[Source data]
• • • •
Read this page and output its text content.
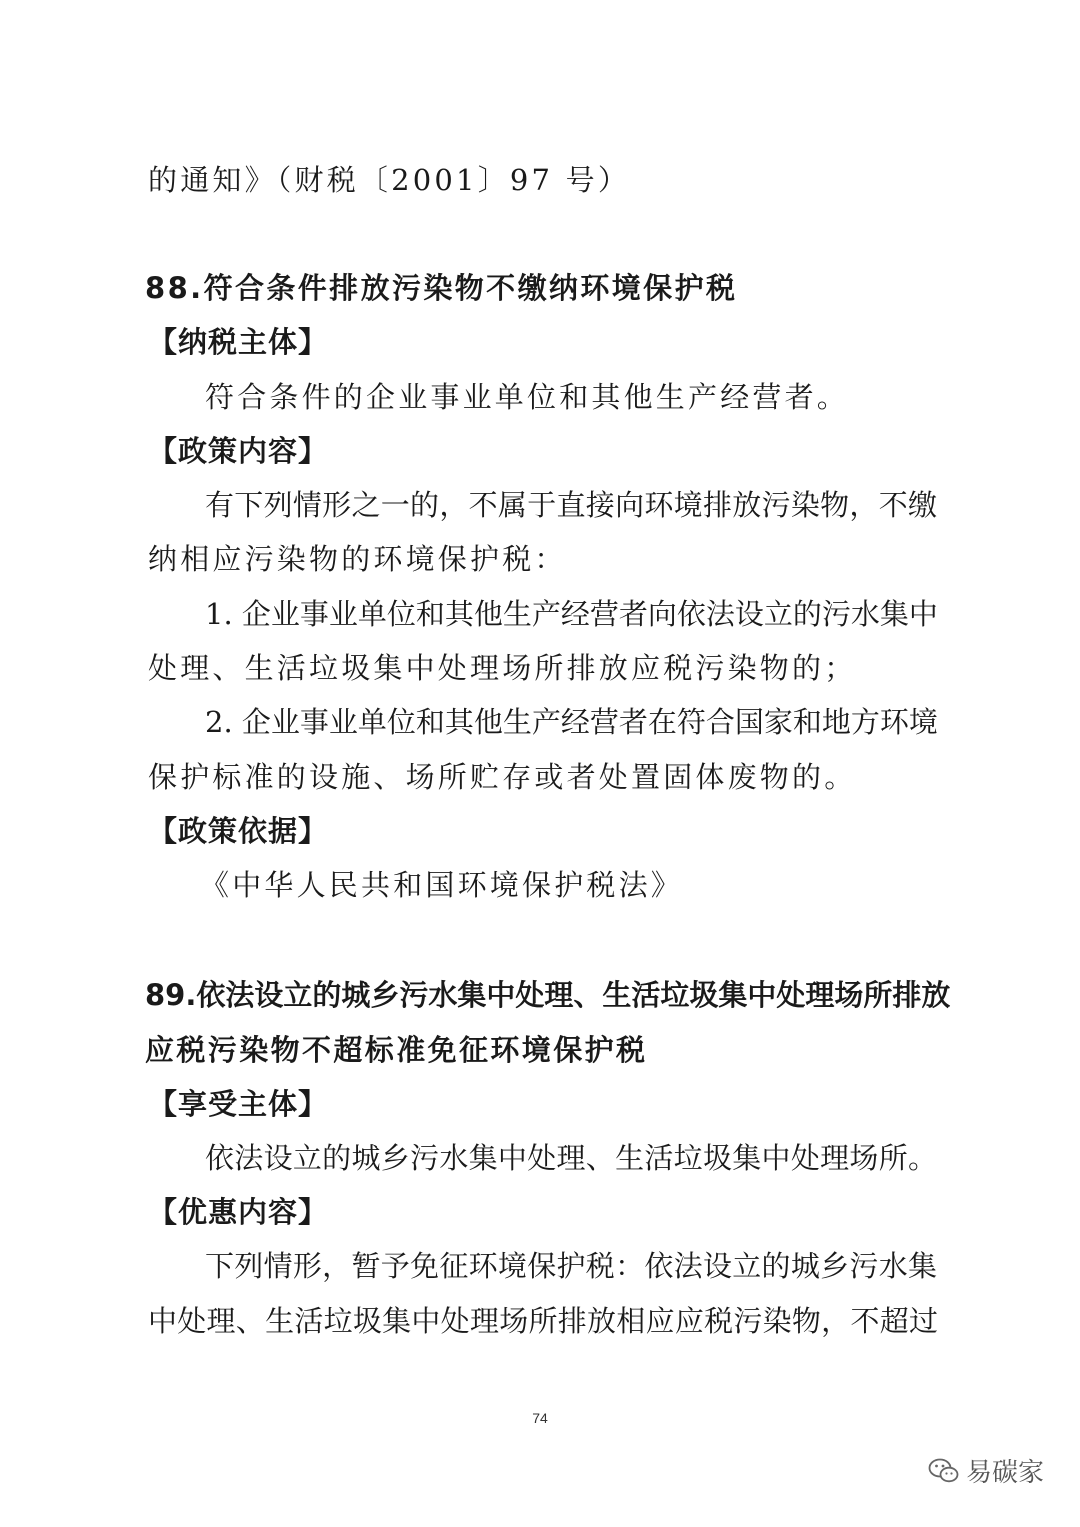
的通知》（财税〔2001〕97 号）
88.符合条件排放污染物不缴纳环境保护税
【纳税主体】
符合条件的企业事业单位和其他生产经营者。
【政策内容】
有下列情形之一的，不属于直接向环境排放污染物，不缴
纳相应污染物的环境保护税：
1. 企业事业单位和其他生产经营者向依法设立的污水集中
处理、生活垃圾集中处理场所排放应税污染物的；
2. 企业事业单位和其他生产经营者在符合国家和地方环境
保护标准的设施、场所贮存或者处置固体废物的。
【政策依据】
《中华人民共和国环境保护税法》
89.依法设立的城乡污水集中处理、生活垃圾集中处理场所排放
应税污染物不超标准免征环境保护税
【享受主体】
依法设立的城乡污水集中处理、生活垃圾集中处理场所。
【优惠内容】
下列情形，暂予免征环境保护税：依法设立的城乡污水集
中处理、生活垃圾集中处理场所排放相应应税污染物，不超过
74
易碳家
• • • •
Do this.
Repeat the records in full, exactly as they appear, without the pictures.

Task result.
Read this page and output its text content.
的通知》（财税〔2001〕97 号）
88.符合条件排放污染物不缴纳环境保护税
【纳税主体】
符合条件的企业事业单位和其他生产经营者。
【政策内容】
有下列情形之一的，不属于直接向环境排放污染物，不缴
纳相应污染物的环境保护税：
1. 企业事业单位和其他生产经营者向依法设立的污水集中
处理、生活垃圾集中处理场所排放应税污染物的；
2. 企业事业单位和其他生产经营者在符合国家和地方环境
保护标准的设施、场所贮存或者处置固体废物的。
【政策依据】
《中华人民共和国环境保护税法》
89.依法设立的城乡污水集中处理、生活垃圾集中处理场所排放
应税污染物不超标准免征环境保护税
【享受主体】
依法设立的城乡污水集中处理、生活垃圾集中处理场所。
【优惠内容】
下列情形，暂予免征环境保护税：依法设立的城乡污水集
中处理、生活垃圾集中处理场所排放相应应税污染物，不超过
74
易碳家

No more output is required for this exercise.